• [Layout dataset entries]
+++
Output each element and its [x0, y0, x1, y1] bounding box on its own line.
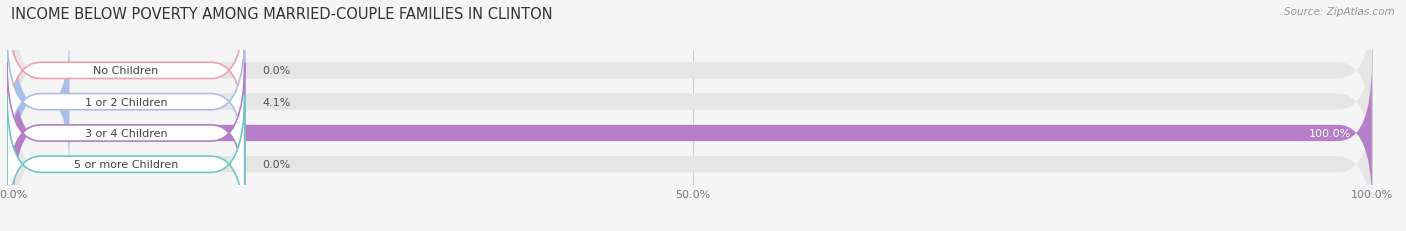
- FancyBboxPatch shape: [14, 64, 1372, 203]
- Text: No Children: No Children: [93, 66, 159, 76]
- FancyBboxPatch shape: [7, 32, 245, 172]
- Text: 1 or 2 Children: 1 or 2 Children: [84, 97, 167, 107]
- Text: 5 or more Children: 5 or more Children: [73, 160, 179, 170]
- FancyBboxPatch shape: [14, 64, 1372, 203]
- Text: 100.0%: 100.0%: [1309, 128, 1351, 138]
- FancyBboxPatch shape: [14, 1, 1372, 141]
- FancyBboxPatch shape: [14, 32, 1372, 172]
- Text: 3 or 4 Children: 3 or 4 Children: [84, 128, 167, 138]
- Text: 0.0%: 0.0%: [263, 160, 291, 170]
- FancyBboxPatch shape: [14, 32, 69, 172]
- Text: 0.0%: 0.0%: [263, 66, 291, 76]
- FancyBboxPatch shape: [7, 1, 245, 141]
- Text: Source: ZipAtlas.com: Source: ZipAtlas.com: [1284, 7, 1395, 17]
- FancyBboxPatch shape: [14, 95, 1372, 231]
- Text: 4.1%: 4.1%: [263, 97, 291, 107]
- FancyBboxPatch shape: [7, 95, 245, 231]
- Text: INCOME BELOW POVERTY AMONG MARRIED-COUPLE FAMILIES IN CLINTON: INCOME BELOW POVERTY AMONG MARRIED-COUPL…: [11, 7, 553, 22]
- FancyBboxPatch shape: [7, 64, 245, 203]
+++
• [What is being asked] Reproduce every line of the data above without changing anything. Leave the pictures out.

• [Written response]
Output each element and its [x0, y0, x1, y1] bounding box on its own line.
- FancyBboxPatch shape: [14, 64, 1372, 203]
- Text: No Children: No Children: [93, 66, 159, 76]
- FancyBboxPatch shape: [7, 32, 245, 172]
- Text: 1 or 2 Children: 1 or 2 Children: [84, 97, 167, 107]
- Text: 5 or more Children: 5 or more Children: [73, 160, 179, 170]
- FancyBboxPatch shape: [14, 64, 1372, 203]
- Text: 100.0%: 100.0%: [1309, 128, 1351, 138]
- FancyBboxPatch shape: [14, 1, 1372, 141]
- FancyBboxPatch shape: [14, 32, 1372, 172]
- Text: 3 or 4 Children: 3 or 4 Children: [84, 128, 167, 138]
- Text: 0.0%: 0.0%: [263, 160, 291, 170]
- FancyBboxPatch shape: [14, 32, 69, 172]
- Text: 0.0%: 0.0%: [263, 66, 291, 76]
- FancyBboxPatch shape: [7, 1, 245, 141]
- Text: Source: ZipAtlas.com: Source: ZipAtlas.com: [1284, 7, 1395, 17]
- FancyBboxPatch shape: [14, 95, 1372, 231]
- Text: 4.1%: 4.1%: [263, 97, 291, 107]
- FancyBboxPatch shape: [7, 95, 245, 231]
- Text: INCOME BELOW POVERTY AMONG MARRIED-COUPLE FAMILIES IN CLINTON: INCOME BELOW POVERTY AMONG MARRIED-COUPL…: [11, 7, 553, 22]
- FancyBboxPatch shape: [7, 64, 245, 203]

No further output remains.